Tarea breve: Reescribe todo lo que va desde la línea que contiene "- gospel-reference: Luke" hasta la línea que contiene "- post-communion-section: POST", ambas incluidas, y cambia "lyric" por "sung-word". Deja todo lo demás sin modificar.

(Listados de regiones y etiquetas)
⟨
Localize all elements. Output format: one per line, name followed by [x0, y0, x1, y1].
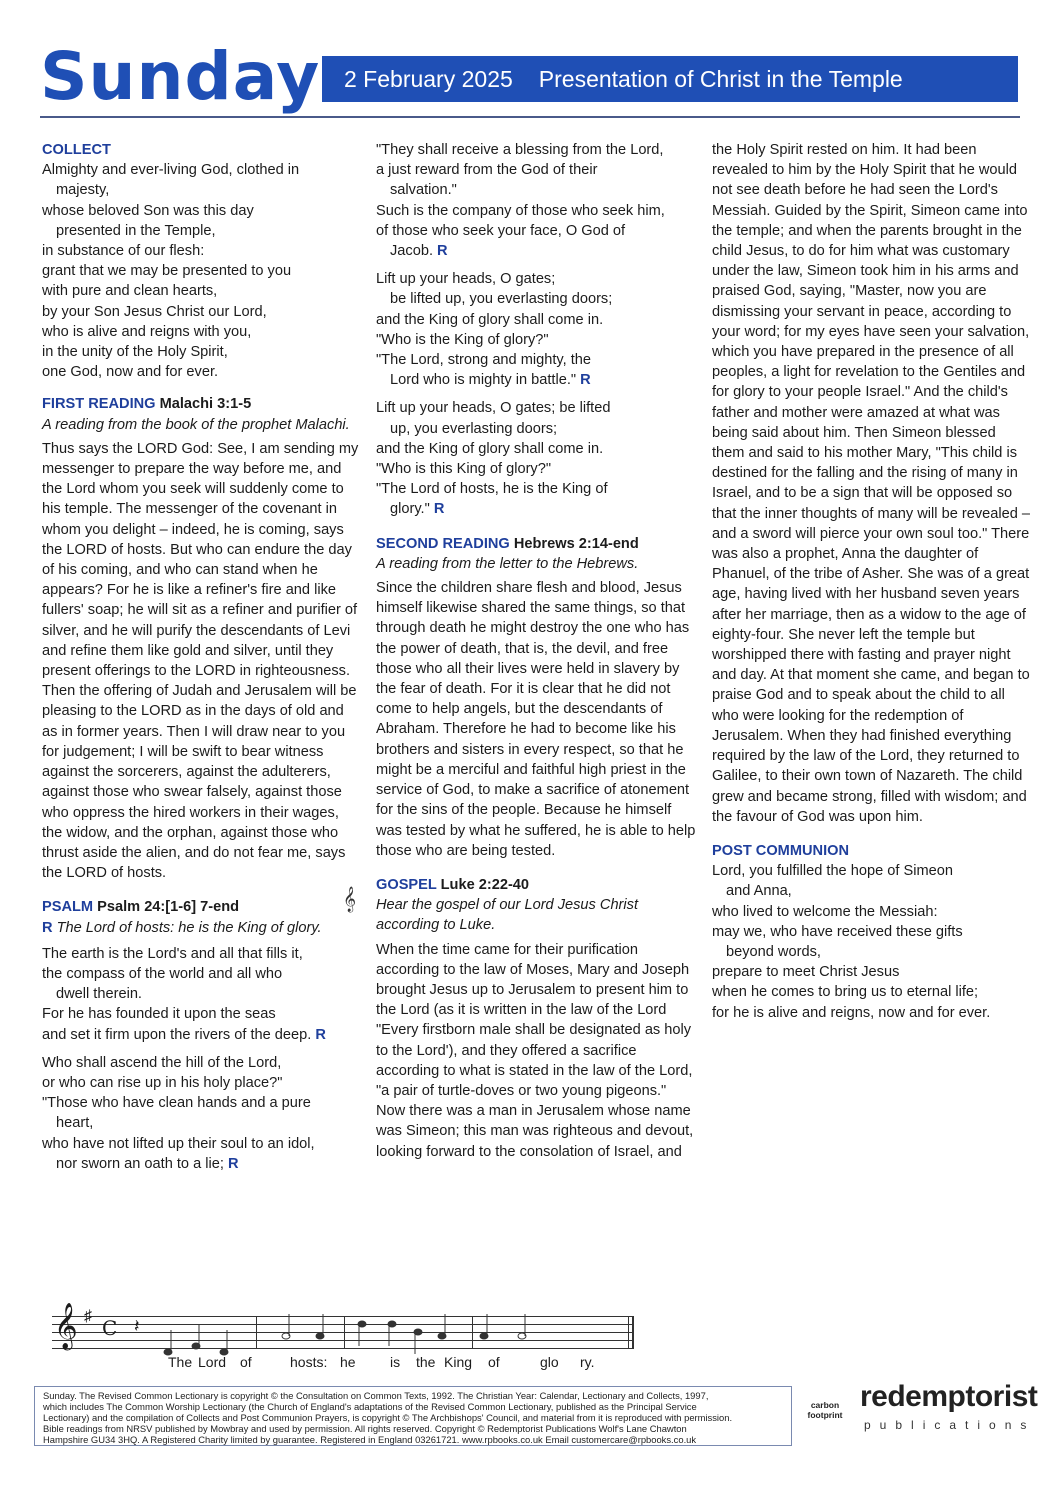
- gospel-reference: Luke 2:22-40: [441, 877, 529, 893]
- text-line: presented in the Temple,: [42, 221, 362, 241]
- lyric: The: [168, 1354, 192, 1370]
- second-reading-section: SECOND READING Hebrews 2:14-end A readin…: [376, 534, 696, 861]
- text-line: and Anna,: [712, 881, 1032, 901]
- copyright-line: Sunday. The Revised Common Lectionary is…: [43, 1390, 783, 1401]
- service-date: 2 February 2025: [344, 66, 513, 93]
- lyric: glo: [540, 1354, 559, 1370]
- lyric: hosts:: [290, 1354, 327, 1370]
- gospel-section: GOSPEL Luke 2:22-40 Hear the gospel of o…: [376, 875, 696, 1162]
- text-line: "Who is the King of glory?": [376, 330, 696, 350]
- brand-name: redemptorist: [860, 1380, 1037, 1414]
- copyright-line: Lectionary) and the compilation of Colle…: [43, 1412, 783, 1423]
- text-line: or who can rise up in his holy place?": [42, 1073, 362, 1093]
- carbon-footprint-icon: carbon footprint: [800, 1384, 850, 1434]
- gospel-text-part1: When the time came for their purificatio…: [376, 940, 696, 1162]
- first-reading-text: Thus says the LORD God: See, I am sendin…: [42, 439, 362, 883]
- post-communion-section: POST COMMUNION Lord, you fulfilled the h…: [712, 841, 1032, 1023]
- text-line: up, you everlasting doors;: [376, 419, 696, 439]
- carbon-label: carbon: [800, 1400, 850, 1410]
- text-line: dwell therein.: [42, 984, 362, 1004]
- psalm-stanzas-continued: "They shall receive a blessing from the …: [376, 140, 696, 520]
- text-line: beyond words,: [712, 942, 1032, 962]
- text-line: majesty,: [42, 180, 362, 200]
- text-line: may we, who have received these gifts: [712, 922, 1032, 942]
- text-line: "Those who have clean hands and a pure: [42, 1093, 362, 1113]
- second-reading-heading: SECOND READING Hebrews 2:14-end: [376, 534, 696, 554]
- header-divider: [40, 116, 1020, 118]
- text-line: who is alive and reigns with you,: [42, 322, 362, 342]
- response-marker: R: [224, 1156, 239, 1172]
- lyric: of: [240, 1354, 252, 1370]
- text-line: Almighty and ever-living God, clothed in: [42, 160, 362, 180]
- text-line: who have not lifted up their soul to an …: [42, 1134, 362, 1154]
- response-marker: R: [433, 243, 448, 259]
- psalm-response: R The Lord of hosts: he is the King of g…: [42, 918, 362, 938]
- text-line: heart,: [42, 1113, 362, 1133]
- lyric: King: [444, 1354, 472, 1370]
- response-marker: R: [42, 920, 53, 936]
- collect-text: Almighty and ever-living God, clothed in…: [42, 160, 362, 382]
- gospel-text-part2: the Holy Spirit rested on him. It had be…: [712, 140, 1032, 827]
- text-line: the compass of the world and all who: [42, 964, 362, 984]
- psalm-stanzas: The earth is the Lord's and all that fil…: [42, 944, 362, 1174]
- lyric: the: [416, 1354, 435, 1370]
- lyric: of: [488, 1354, 500, 1370]
- psalm-stanza: Lift up your heads, O gates; be liftedup…: [376, 398, 696, 519]
- text-line: Lift up your heads, O gates;: [376, 269, 696, 289]
- text-line: Such is the company of those who seek hi…: [376, 201, 696, 221]
- brand-subtitle: publications: [864, 1418, 1035, 1432]
- text-line: and the King of glory shall come in.: [376, 310, 696, 330]
- copyright-notice: Sunday. The Revised Common Lectionary is…: [34, 1386, 792, 1446]
- text-line: whose beloved Son was this day: [42, 201, 362, 221]
- text-line: by your Son Jesus Christ our Lord,: [42, 302, 362, 322]
- text-line: for he is alive and reigns, now and for …: [712, 1003, 1032, 1023]
- text-line: grant that we may be presented to you: [42, 261, 362, 281]
- copyright-line: Bible readings from NRSV published by Mo…: [43, 1423, 783, 1434]
- text-line: "The Lord, strong and mighty, the: [376, 350, 696, 370]
- column-2: "They shall receive a blessing from the …: [376, 140, 696, 1174]
- text-line: nor sworn an oath to a lie; R: [42, 1154, 362, 1174]
- text-line: and the King of glory shall come in.: [376, 439, 696, 459]
- title-banner: 2 February 2025 Presentation of Christ i…: [322, 56, 1018, 102]
- psalm-section: 𝄞 PSALM Psalm 24:[1-6] 7-end R The Lord …: [42, 897, 362, 1174]
- text-line: when he comes to bring us to eternal lif…: [712, 982, 1032, 1002]
- gospel-heading: GOSPEL Luke 2:22-40: [376, 875, 696, 895]
- text-line: Jacob. R: [376, 241, 696, 261]
- psalm-stanza: Lift up your heads, O gates;be lifted up…: [376, 269, 696, 390]
- column-3: the Holy Spirit rested on him. It had be…: [712, 140, 1032, 1035]
- text-line: salvation.": [376, 180, 696, 200]
- second-reading-reference: Hebrews 2:14-end: [514, 536, 639, 552]
- first-reading-reference: Malachi 3:1-5: [160, 396, 252, 412]
- footprint-label: footprint: [800, 1410, 850, 1420]
- text-line: a just reward from the God of their: [376, 160, 696, 180]
- copyright-line: which includes The Common Worship Lectio…: [43, 1401, 783, 1412]
- page-header: Sunday 2 February 2025 Presentation of C…: [40, 44, 1020, 124]
- second-reading-label: SECOND READING: [376, 536, 510, 552]
- response-marker: R: [430, 501, 445, 517]
- text-line: Who shall ascend the hill of the Lord,: [42, 1053, 362, 1073]
- post-communion-heading: POST COMMUNION: [712, 841, 1032, 861]
- text-line: "They shall receive a blessing from the …: [376, 140, 696, 160]
- text-line: "The Lord of hosts, he is the King of: [376, 479, 696, 499]
- post-communion-text: Lord, you fulfilled the hope of Simeonan…: [712, 861, 1032, 1023]
- text-line: prepare to meet Christ Jesus: [712, 962, 1032, 982]
- text-line: who lived to welcome the Messiah:: [712, 902, 1032, 922]
- psalm-stanza: "They shall receive a blessing from the …: [376, 140, 696, 261]
- text-line: Lord who is mighty in battle." R: [376, 370, 696, 390]
- response-text: The Lord of hosts: he is the King of glo…: [57, 920, 322, 936]
- response-marker: R: [311, 1027, 326, 1043]
- psalm-heading: PSALM Psalm 24:[1-6] 7-end: [42, 897, 362, 917]
- response-marker: R: [576, 372, 591, 388]
- first-reading-section: FIRST READING Malachi 3:1-5 A reading fr…: [42, 394, 362, 883]
- text-line: with pure and clean hearts,: [42, 281, 362, 301]
- first-reading-intro: A reading from the book of the prophet M…: [42, 415, 362, 435]
- text-line: in the unity of the Holy Spirit,: [42, 342, 362, 362]
- gospel-intro: Hear the gospel of our Lord Jesus Christ…: [376, 895, 696, 935]
- text-line: Lord, you fulfilled the hope of Simeon: [712, 861, 1032, 881]
- collect-heading: COLLECT: [42, 140, 362, 160]
- first-reading-label: FIRST READING: [42, 396, 156, 412]
- music-notation: 𝄞 ♯ C 𝄽 The Lord of hosts: he is the Kin…: [44, 1300, 634, 1380]
- day-title: Sunday: [40, 38, 320, 115]
- occasion-title: Presentation of Christ in the Temple: [539, 66, 903, 93]
- gospel-label: GOSPEL: [376, 877, 437, 893]
- text-line: For he has founded it upon the seas: [42, 1004, 362, 1024]
- column-1: COLLECT Almighty and ever-living God, cl…: [42, 140, 362, 1186]
- text-line: glory." R: [376, 499, 696, 519]
- psalm-reference: Psalm 24:[1-6] 7-end: [97, 899, 239, 915]
- psalm-stanza: The earth is the Lord's and all that fil…: [42, 944, 362, 1045]
- psalm-stanza: Who shall ascend the hill of the Lord,or…: [42, 1053, 362, 1174]
- text-line: in substance of our flesh:: [42, 241, 362, 261]
- lyric: is: [390, 1354, 400, 1370]
- text-line: of those who seek your face, O God of: [376, 221, 696, 241]
- text-line: The earth is the Lord's and all that fil…: [42, 944, 362, 964]
- notes-icon: [44, 1300, 634, 1360]
- lyric: Lord: [198, 1354, 226, 1370]
- text-line: "Who is this King of glory?": [376, 459, 696, 479]
- psalm-label: PSALM: [42, 899, 93, 915]
- second-reading-text: Since the children share flesh and blood…: [376, 578, 696, 861]
- text-line: be lifted up, you everlasting doors;: [376, 289, 696, 309]
- second-reading-intro: A reading from the letter to the Hebrews…: [376, 554, 696, 574]
- text-line: Lift up your heads, O gates; be lifted: [376, 398, 696, 418]
- text-line: and set it firm upon the rivers of the d…: [42, 1025, 362, 1045]
- text-line: one God, now and for ever.: [42, 362, 362, 382]
- collect-section: COLLECT Almighty and ever-living God, cl…: [42, 140, 362, 382]
- lyric: he: [340, 1354, 356, 1370]
- first-reading-heading: FIRST READING Malachi 3:1-5: [42, 394, 362, 414]
- copyright-line: Hampshire GU34 3HQ. A Registered Charity…: [43, 1434, 783, 1445]
- treble-clef-icon: 𝄞: [343, 889, 356, 909]
- lyric: ry.: [580, 1354, 595, 1370]
- publisher-logo: carbon footprint redemptorist publicatio…: [800, 1384, 1030, 1440]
⟩
Resultado:
- gospel-reference: Luke 2:22-40: [441, 877, 529, 893]
- text-line: presented in the Temple,: [42, 221, 362, 241]
- sung-word: The: [168, 1354, 192, 1370]
- second-reading-section: SECOND READING Hebrews 2:14-end A readin…: [376, 534, 696, 861]
- text-line: and Anna,: [712, 881, 1032, 901]
- copyright-line: Sunday. The Revised Common Lectionary is…: [43, 1390, 783, 1401]
- service-date: 2 February 2025: [344, 66, 513, 93]
- sung-word: glo: [540, 1354, 559, 1370]
- sung-word: hosts:: [290, 1354, 327, 1370]
- gospel-section: GOSPEL Luke 2:22-40 Hear the gospel of o…: [376, 875, 696, 1162]
- text-line: "Who is the King of glory?": [376, 330, 696, 350]
- brand-name: redemptorist: [860, 1380, 1037, 1414]
- copyright-line: Lectionary) and the compilation of Colle…: [43, 1412, 783, 1423]
- text-line: or who can rise up in his holy place?": [42, 1073, 362, 1093]
- carbon-footprint-icon: carbon footprint: [800, 1384, 850, 1434]
- gospel-text-part1: When the time came for their purificatio…: [376, 940, 696, 1162]
- first-reading-text: Thus says the LORD God: See, I am sendin…: [42, 439, 362, 883]
- post-communion-section: POST COMMUNION Lord, you fulfilled the h…: [712, 841, 1032, 1023]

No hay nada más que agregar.